▶ WHAT TO WORK ON
Lay out the data as a numbered list, starting with its first line and going on through the line that contains "title: COMPARATIVA PUEBLA", with both ends included and blank lines omitted.

Element boundary data
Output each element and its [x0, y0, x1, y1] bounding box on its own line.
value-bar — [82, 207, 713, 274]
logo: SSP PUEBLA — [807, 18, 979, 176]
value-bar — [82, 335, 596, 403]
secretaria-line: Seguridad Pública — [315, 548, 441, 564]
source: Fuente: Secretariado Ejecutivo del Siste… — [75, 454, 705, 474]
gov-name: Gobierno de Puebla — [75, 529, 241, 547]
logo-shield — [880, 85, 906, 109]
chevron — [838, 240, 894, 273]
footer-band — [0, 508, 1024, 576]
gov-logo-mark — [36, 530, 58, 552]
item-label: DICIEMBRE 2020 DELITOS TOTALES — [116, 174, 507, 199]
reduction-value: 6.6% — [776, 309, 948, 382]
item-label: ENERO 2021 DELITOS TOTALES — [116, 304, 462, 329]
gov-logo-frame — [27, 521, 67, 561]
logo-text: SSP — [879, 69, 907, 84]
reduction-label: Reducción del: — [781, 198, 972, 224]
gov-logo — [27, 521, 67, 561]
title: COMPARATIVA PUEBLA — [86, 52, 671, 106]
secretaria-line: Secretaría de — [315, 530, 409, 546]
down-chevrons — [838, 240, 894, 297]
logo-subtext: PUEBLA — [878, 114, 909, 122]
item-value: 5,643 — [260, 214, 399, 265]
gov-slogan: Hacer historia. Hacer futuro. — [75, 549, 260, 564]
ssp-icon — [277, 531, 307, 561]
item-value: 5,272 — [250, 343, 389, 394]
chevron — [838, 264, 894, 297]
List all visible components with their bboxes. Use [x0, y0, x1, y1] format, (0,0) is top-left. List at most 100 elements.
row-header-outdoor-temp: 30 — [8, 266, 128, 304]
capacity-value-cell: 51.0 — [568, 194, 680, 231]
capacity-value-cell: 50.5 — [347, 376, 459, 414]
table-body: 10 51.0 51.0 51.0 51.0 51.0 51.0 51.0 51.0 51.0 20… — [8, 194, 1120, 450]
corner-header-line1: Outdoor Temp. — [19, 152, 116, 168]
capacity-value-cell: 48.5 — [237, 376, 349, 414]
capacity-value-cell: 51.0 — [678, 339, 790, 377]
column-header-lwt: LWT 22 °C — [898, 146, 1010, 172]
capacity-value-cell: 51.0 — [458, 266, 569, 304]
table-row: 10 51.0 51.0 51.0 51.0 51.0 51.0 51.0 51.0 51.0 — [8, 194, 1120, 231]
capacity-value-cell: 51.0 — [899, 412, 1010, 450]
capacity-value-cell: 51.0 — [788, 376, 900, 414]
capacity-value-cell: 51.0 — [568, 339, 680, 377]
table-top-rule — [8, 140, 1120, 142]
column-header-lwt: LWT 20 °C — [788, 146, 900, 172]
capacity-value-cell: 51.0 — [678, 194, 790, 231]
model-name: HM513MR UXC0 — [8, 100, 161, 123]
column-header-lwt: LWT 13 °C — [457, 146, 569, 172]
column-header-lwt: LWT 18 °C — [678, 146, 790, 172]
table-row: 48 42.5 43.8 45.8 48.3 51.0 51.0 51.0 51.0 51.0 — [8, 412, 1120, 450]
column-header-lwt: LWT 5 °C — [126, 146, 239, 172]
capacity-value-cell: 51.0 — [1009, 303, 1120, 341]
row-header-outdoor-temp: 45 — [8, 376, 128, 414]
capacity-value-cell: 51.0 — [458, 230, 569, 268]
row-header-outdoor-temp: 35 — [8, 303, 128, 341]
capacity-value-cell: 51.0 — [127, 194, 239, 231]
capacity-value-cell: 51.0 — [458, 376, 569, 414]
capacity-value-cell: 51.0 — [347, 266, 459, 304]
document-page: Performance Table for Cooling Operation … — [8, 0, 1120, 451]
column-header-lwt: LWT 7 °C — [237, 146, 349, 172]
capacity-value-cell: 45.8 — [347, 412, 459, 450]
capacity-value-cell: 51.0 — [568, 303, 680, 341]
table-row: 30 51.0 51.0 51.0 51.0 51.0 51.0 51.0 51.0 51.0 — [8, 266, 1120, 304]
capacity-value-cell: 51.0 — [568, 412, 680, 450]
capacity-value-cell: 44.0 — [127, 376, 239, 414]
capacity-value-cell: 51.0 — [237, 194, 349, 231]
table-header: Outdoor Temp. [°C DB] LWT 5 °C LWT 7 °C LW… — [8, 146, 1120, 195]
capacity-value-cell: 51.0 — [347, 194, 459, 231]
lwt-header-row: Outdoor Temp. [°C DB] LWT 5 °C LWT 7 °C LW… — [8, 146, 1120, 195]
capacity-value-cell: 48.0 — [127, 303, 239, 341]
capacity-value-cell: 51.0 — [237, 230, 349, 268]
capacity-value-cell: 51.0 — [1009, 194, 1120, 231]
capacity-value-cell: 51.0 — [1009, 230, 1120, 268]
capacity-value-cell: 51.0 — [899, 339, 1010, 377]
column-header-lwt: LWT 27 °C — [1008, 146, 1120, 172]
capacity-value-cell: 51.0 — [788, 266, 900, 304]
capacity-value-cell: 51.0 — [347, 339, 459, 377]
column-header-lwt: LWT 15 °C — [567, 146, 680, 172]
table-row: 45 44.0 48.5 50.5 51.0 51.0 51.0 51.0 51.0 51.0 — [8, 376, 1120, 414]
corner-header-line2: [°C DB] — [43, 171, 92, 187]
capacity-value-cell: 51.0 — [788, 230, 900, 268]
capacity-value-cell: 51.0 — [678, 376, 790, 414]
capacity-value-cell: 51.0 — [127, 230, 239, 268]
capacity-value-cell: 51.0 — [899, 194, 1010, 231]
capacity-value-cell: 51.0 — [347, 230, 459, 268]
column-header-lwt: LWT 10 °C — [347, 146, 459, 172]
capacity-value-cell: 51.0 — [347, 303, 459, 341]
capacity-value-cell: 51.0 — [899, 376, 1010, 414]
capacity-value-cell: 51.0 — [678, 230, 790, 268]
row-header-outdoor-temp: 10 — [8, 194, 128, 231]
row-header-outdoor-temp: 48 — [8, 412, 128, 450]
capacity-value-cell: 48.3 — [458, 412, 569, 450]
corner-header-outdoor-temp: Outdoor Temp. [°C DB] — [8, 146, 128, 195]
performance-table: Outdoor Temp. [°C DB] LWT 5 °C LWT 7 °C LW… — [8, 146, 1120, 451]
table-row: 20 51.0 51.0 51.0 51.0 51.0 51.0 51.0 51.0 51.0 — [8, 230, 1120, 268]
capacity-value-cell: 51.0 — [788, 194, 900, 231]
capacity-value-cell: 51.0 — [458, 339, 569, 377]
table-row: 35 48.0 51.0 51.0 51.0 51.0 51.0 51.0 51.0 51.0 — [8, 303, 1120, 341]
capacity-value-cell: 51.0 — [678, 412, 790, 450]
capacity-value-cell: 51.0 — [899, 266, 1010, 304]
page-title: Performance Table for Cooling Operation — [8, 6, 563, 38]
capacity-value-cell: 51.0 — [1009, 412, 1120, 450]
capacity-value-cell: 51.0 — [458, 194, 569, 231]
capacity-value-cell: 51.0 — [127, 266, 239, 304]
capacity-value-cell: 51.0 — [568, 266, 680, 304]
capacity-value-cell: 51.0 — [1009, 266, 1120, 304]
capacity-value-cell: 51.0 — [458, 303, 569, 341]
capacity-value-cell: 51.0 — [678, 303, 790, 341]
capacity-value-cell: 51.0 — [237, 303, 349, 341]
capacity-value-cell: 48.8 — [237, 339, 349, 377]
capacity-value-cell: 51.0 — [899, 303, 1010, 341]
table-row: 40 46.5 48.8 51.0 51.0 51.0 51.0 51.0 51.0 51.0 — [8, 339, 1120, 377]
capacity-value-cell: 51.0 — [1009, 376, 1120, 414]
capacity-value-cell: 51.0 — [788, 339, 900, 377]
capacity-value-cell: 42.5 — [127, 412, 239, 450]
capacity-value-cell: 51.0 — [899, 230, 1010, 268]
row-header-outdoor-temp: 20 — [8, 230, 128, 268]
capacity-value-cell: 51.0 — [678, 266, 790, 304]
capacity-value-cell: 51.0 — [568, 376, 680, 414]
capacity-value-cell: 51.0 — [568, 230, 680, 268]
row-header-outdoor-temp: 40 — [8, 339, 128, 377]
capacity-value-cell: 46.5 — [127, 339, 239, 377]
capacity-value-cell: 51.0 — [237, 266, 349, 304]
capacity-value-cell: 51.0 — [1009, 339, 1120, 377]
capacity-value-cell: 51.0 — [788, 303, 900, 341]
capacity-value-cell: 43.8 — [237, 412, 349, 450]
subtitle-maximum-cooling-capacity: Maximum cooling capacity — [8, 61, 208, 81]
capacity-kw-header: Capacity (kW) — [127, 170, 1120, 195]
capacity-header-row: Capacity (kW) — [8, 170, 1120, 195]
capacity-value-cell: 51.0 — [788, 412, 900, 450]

▶ WORKED SOLUTION
1. Output each element and its [x0, y0, x1, y1] bounding box on its own line.
2. value-bar — [82, 207, 713, 274]
3. logo: SSP PUEBLA — [807, 18, 979, 176]
4. value-bar — [82, 335, 596, 403]
5. secretaria-line: Seguridad Pública — [315, 548, 441, 564]
6. source: Fuente: Secretariado Ejecutivo del Siste… — [75, 454, 705, 474]
7. gov-name: Gobierno de Puebla — [75, 529, 241, 547]
8. logo-shield — [880, 85, 906, 109]
9. chevron — [838, 240, 894, 273]
10. footer-band — [0, 508, 1024, 576]
11. gov-logo-mark — [36, 530, 58, 552]
12. item-label: DICIEMBRE 2020 DELITOS TOTALES — [116, 174, 507, 199]
13. reduction-value: 6.6% — [776, 309, 948, 382]
14. item-label: ENERO 2021 DELITOS TOTALES — [116, 304, 462, 329]
15. gov-logo-frame — [27, 521, 67, 561]
16. logo-text: SSP — [879, 69, 907, 84]
17. reduction-label: Reducción del: — [781, 198, 972, 224]
18. gov-logo — [27, 521, 67, 561]
19. title: COMPARATIVA PUEBLA — [86, 52, 671, 106]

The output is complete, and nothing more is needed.